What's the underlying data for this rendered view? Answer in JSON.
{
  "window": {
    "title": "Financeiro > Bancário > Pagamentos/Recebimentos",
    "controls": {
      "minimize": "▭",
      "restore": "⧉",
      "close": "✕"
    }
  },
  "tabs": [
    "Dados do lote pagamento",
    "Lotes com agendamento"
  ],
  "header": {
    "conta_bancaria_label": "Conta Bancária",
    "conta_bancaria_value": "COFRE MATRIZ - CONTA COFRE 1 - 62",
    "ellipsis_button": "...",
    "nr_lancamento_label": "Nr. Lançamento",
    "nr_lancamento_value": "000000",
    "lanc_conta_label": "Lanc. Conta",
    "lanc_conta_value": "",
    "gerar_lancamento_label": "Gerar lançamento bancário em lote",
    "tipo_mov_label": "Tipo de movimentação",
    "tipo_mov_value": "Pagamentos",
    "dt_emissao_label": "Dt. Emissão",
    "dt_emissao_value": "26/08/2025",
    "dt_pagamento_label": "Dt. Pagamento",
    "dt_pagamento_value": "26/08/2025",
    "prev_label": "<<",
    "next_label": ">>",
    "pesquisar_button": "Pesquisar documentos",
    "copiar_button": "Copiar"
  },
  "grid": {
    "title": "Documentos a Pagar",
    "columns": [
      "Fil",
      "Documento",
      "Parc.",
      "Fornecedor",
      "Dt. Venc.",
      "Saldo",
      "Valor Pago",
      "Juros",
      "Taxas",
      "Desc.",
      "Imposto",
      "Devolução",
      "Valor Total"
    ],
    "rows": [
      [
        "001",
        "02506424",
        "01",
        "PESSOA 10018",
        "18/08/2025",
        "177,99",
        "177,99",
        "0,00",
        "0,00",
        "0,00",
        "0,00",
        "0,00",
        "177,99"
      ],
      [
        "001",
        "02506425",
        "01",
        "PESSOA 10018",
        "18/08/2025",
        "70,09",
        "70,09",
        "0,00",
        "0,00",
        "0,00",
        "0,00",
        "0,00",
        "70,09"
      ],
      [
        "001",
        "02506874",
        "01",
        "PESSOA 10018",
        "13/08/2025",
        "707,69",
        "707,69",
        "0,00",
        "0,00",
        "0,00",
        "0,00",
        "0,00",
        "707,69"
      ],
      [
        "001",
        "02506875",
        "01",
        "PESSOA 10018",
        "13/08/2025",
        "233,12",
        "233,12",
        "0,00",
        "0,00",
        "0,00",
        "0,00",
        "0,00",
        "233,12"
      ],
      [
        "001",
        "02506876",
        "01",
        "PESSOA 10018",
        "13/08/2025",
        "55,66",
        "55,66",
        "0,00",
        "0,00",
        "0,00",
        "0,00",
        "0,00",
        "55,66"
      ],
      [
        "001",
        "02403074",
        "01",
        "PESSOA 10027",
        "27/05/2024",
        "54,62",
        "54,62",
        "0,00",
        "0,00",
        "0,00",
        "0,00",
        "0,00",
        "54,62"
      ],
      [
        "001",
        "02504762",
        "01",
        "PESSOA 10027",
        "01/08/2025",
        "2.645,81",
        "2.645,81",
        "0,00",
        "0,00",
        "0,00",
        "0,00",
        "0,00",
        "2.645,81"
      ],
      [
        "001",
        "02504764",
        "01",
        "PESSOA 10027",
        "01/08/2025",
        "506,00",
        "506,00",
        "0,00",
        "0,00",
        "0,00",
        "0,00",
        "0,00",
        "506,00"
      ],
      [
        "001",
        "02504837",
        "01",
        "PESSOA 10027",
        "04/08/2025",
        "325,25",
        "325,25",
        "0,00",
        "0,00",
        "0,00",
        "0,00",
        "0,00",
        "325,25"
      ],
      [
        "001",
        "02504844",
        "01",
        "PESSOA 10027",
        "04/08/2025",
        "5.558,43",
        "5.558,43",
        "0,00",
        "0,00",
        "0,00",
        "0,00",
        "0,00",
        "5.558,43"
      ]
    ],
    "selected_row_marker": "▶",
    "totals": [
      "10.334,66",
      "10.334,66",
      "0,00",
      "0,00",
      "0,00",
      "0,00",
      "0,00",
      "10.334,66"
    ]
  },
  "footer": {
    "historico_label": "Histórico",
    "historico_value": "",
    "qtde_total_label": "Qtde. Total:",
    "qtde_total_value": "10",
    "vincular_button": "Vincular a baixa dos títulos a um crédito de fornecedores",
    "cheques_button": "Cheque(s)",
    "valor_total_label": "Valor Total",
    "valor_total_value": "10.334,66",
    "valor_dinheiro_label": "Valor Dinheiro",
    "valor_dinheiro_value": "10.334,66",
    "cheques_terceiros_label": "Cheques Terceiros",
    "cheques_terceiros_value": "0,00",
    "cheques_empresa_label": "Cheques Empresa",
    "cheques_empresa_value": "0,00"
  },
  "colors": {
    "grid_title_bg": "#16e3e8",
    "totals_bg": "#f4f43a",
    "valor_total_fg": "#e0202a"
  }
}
========================
#### Your instructions:
Can you reproduce all the material exactly?

#### Final result:
What's the underlying data for this rendered view? Answer in JSON.
{
  "window": {
    "title": "Financeiro > Bancário > Pagamentos/Recebimentos",
    "controls": {
      "minimize": "▭",
      "restore": "⧉",
      "close": "✕"
    }
  },
  "tabs": [
    "Dados do lote pagamento",
    "Lotes com agendamento"
  ],
  "header": {
    "conta_bancaria_label": "Conta Bancária",
    "conta_bancaria_value": "COFRE MATRIZ - CONTA COFRE 1 - 62",
    "ellipsis_button": "...",
    "nr_lancamento_label": "Nr. Lançamento",
    "nr_lancamento_value": "000000",
    "lanc_conta_label": "Lanc. Conta",
    "lanc_conta_value": "",
    "gerar_lancamento_label": "Gerar lançamento bancário em lote",
    "tipo_mov_label": "Tipo de movimentação",
    "tipo_mov_value": "Pagamentos",
    "dt_emissao_label": "Dt. Emissão",
    "dt_emissao_value": "26/08/2025",
    "dt_pagamento_label": "Dt. Pagamento",
    "dt_pagamento_value": "26/08/2025",
    "prev_label": "<<",
    "next_label": ">>",
    "pesquisar_button": "Pesquisar documentos",
    "copiar_button": "Copiar"
  },
  "grid": {
    "title": "Documentos a Pagar",
    "columns": [
      "Fil",
      "Documento",
      "Parc.",
      "Fornecedor",
      "Dt. Venc.",
      "Saldo",
      "Valor Pago",
      "Juros",
      "Taxas",
      "Desc.",
      "Imposto",
      "Devolução",
      "Valor Total"
    ],
    "rows": [
      [
        "001",
        "02506424",
        "01",
        "PESSOA 10018",
        "18/08/2025",
        "177,99",
        "177,99",
        "0,00",
        "0,00",
        "0,00",
        "0,00",
        "0,00",
        "177,99"
      ],
      [
        "001",
        "02506425",
        "01",
        "PESSOA 10018",
        "18/08/2025",
        "70,09",
        "70,09",
        "0,00",
        "0,00",
        "0,00",
        "0,00",
        "0,00",
        "70,09"
      ],
      [
        "001",
        "02506874",
        "01",
        "PESSOA 10018",
        "13/08/2025",
        "707,69",
        "707,69",
        "0,00",
        "0,00",
        "0,00",
        "0,00",
        "0,00",
        "707,69"
      ],
      [
        "001",
        "02506875",
        "01",
        "PESSOA 10018",
        "13/08/2025",
        "233,12",
        "233,12",
        "0,00",
        "0,00",
        "0,00",
        "0,00",
        "0,00",
        "233,12"
      ],
      [
        "001",
        "02506876",
        "01",
        "PESSOA 10018",
        "13/08/2025",
        "55,66",
        "55,66",
        "0,00",
        "0,00",
        "0,00",
        "0,00",
        "0,00",
        "55,66"
      ],
      [
        "001",
        "02403074",
        "01",
        "PESSOA 10027",
        "27/05/2024",
        "54,62",
        "54,62",
        "0,00",
        "0,00",
        "0,00",
        "0,00",
        "0,00",
        "54,62"
      ],
      [
        "001",
        "02504762",
        "01",
        "PESSOA 10027",
        "01/08/2025",
        "2.645,81",
        "2.645,81",
        "0,00",
        "0,00",
        "0,00",
        "0,00",
        "0,00",
        "2.645,81"
      ],
      [
        "001",
        "02504764",
        "01",
        "PESSOA 10027",
        "01/08/2025",
        "506,00",
        "506,00",
        "0,00",
        "0,00",
        "0,00",
        "0,00",
        "0,00",
        "506,00"
      ],
      [
        "001",
        "02504837",
        "01",
        "PESSOA 10027",
        "04/08/2025",
        "325,25",
        "325,25",
        "0,00",
        "0,00",
        "0,00",
        "0,00",
        "0,00",
        "325,25"
      ],
      [
        "001",
        "02504844",
        "01",
        "PESSOA 10027",
        "04/08/2025",
        "5.558,43",
        "5.558,43",
        "0,00",
        "0,00",
        "0,00",
        "0,00",
        "0,00",
        "5.558,43"
      ]
    ],
    "selected_row_marker": "▶",
    "totals": [
      "10.334,66",
      "10.334,66",
      "0,00",
      "0,00",
      "0,00",
      "0,00",
      "0,00",
      "10.334,66"
    ]
  },
  "footer": {
    "historico_label": "Histórico",
    "historico_value": "",
    "qtde_total_label": "Qtde. Total:",
    "qtde_total_value": "10",
    "vincular_button": "Vincular a baixa dos títulos a um crédito de fornecedores",
    "cheques_button": "Cheque(s)",
    "valor_total_label": "Valor Total",
    "valor_total_value": "10.334,66",
    "valor_dinheiro_label": "Valor Dinheiro",
    "valor_dinheiro_value": "10.334,66",
    "cheques_terceiros_label": "Cheques Terceiros",
    "cheques_terceiros_value": "0,00",
    "cheques_empresa_label": "Cheques Empresa",
    "cheques_empresa_value": "0,00"
  },
  "colors": {
    "grid_title_bg": "#16e3e8",
    "totals_bg": "#f4f43a",
    "valor_total_fg": "#e0202a"
  }
}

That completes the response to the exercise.